[Items from a figure collection]
----

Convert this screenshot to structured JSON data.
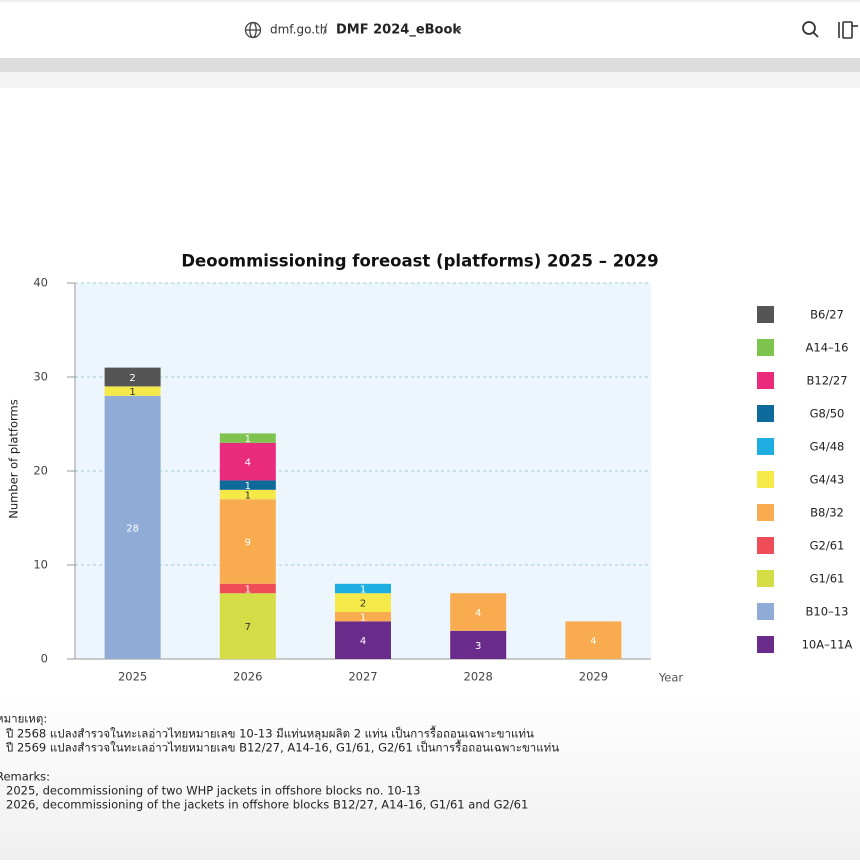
{
  "header": {
    "site": "dmf.go.th",
    "separator": "/",
    "title": "DMF 2024_eBook"
  },
  "chart_data": {
    "type": "stacked-bar",
    "title": "Deoommissioning foreoast (platforms) 2025 – 2029",
    "y_label": "Number of platforms",
    "x_label": "Year",
    "categories": [
      "2025",
      "2026",
      "2027",
      "2028",
      "2029"
    ],
    "ylim": [
      0,
      40
    ],
    "yticks": [
      0,
      10,
      20,
      30,
      40
    ],
    "grid": true,
    "series": [
      {
        "name": "10A–11A",
        "color": "#6a2c8a",
        "values": [
          null,
          null,
          4,
          3,
          null
        ]
      },
      {
        "name": "B10–13",
        "color": "#8fabd6",
        "values": [
          28,
          null,
          null,
          null,
          null
        ]
      },
      {
        "name": "G1/61",
        "color": "#d4dd46",
        "values": [
          null,
          7,
          null,
          null,
          null
        ]
      },
      {
        "name": "G2/61",
        "color": "#ee4c57",
        "values": [
          null,
          1,
          null,
          null,
          null
        ]
      },
      {
        "name": "B8/32",
        "color": "#f9ab50",
        "values": [
          null,
          9,
          1,
          4,
          4
        ]
      },
      {
        "name": "G4/43",
        "color": "#f5e94a",
        "values": [
          1,
          1,
          2,
          null,
          null
        ]
      },
      {
        "name": "G4/48",
        "color": "#1eaee2",
        "values": [
          null,
          null,
          1,
          null,
          null
        ]
      },
      {
        "name": "G8/50",
        "color": "#0e6a9a",
        "values": [
          null,
          1,
          null,
          null,
          null
        ]
      },
      {
        "name": "B12/27",
        "color": "#ea2a7a",
        "values": [
          null,
          4,
          null,
          null,
          null
        ]
      },
      {
        "name": "A14–16",
        "color": "#7dc34e",
        "values": [
          null,
          1,
          null,
          null,
          null
        ]
      },
      {
        "name": "B6/27",
        "color": "#555555",
        "values": [
          2,
          null,
          null,
          null,
          null
        ]
      }
    ]
  },
  "notes": {
    "thai_heading": "หมายเหตุ:",
    "thai_lines": [
      "ปี 2568 แปลงสำรวจในทะเลอ่าวไทยหมายเลข 10-13 มีแท่นหลุมผลิต 2 แท่น เป็นการรื้อถอนเฉพาะขาแท่น",
      "ปี 2569 แปลงสำรวจในทะเลอ่าวไทยหมายเลข B12/27, A14-16, G1/61, G2/61 เป็นการรื้อถอนเฉพาะขาแท่น"
    ],
    "remarks_heading": "Remarks:",
    "remarks_lines": [
      "2025, decommissioning of two WHP jackets in offshore blocks no. 10-13",
      "2026, decommissioning of the jackets in offshore blocks B12/27, A14-16, G1/61 and G2/61"
    ]
  }
}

----

-- Exercise description --
Leave the pictures out, and print every line of the listing exactly as written.

-- Reply to the exercise --
Convert this screenshot to structured JSON data.
{
  "header": {
    "site": "dmf.go.th",
    "separator": "/",
    "title": "DMF 2024_eBook"
  },
  "chart_data": {
    "type": "stacked-bar",
    "title": "Deoommissioning foreoast (platforms) 2025 – 2029",
    "y_label": "Number of platforms",
    "x_label": "Year",
    "categories": [
      "2025",
      "2026",
      "2027",
      "2028",
      "2029"
    ],
    "ylim": [
      0,
      40
    ],
    "yticks": [
      0,
      10,
      20,
      30,
      40
    ],
    "grid": true,
    "series": [
      {
        "name": "10A–11A",
        "color": "#6a2c8a",
        "values": [
          null,
          null,
          4,
          3,
          null
        ]
      },
      {
        "name": "B10–13",
        "color": "#8fabd6",
        "values": [
          28,
          null,
          null,
          null,
          null
        ]
      },
      {
        "name": "G1/61",
        "color": "#d4dd46",
        "values": [
          null,
          7,
          null,
          null,
          null
        ]
      },
      {
        "name": "G2/61",
        "color": "#ee4c57",
        "values": [
          null,
          1,
          null,
          null,
          null
        ]
      },
      {
        "name": "B8/32",
        "color": "#f9ab50",
        "values": [
          null,
          9,
          1,
          4,
          4
        ]
      },
      {
        "name": "G4/43",
        "color": "#f5e94a",
        "values": [
          1,
          1,
          2,
          null,
          null
        ]
      },
      {
        "name": "G4/48",
        "color": "#1eaee2",
        "values": [
          null,
          null,
          1,
          null,
          null
        ]
      },
      {
        "name": "G8/50",
        "color": "#0e6a9a",
        "values": [
          null,
          1,
          null,
          null,
          null
        ]
      },
      {
        "name": "B12/27",
        "color": "#ea2a7a",
        "values": [
          null,
          4,
          null,
          null,
          null
        ]
      },
      {
        "name": "A14–16",
        "color": "#7dc34e",
        "values": [
          null,
          1,
          null,
          null,
          null
        ]
      },
      {
        "name": "B6/27",
        "color": "#555555",
        "values": [
          2,
          null,
          null,
          null,
          null
        ]
      }
    ]
  },
  "notes": {
    "thai_heading": "หมายเหตุ:",
    "thai_lines": [
      "ปี 2568 แปลงสำรวจในทะเลอ่าวไทยหมายเลข 10-13 มีแท่นหลุมผลิต 2 แท่น เป็นการรื้อถอนเฉพาะขาแท่น",
      "ปี 2569 แปลงสำรวจในทะเลอ่าวไทยหมายเลข B12/27, A14-16, G1/61, G2/61 เป็นการรื้อถอนเฉพาะขาแท่น"
    ],
    "remarks_heading": "Remarks:",
    "remarks_lines": [
      "2025, decommissioning of two WHP jackets in offshore blocks no. 10-13",
      "2026, decommissioning of the jackets in offshore blocks B12/27, A14-16, G1/61 and G2/61"
    ]
  }
}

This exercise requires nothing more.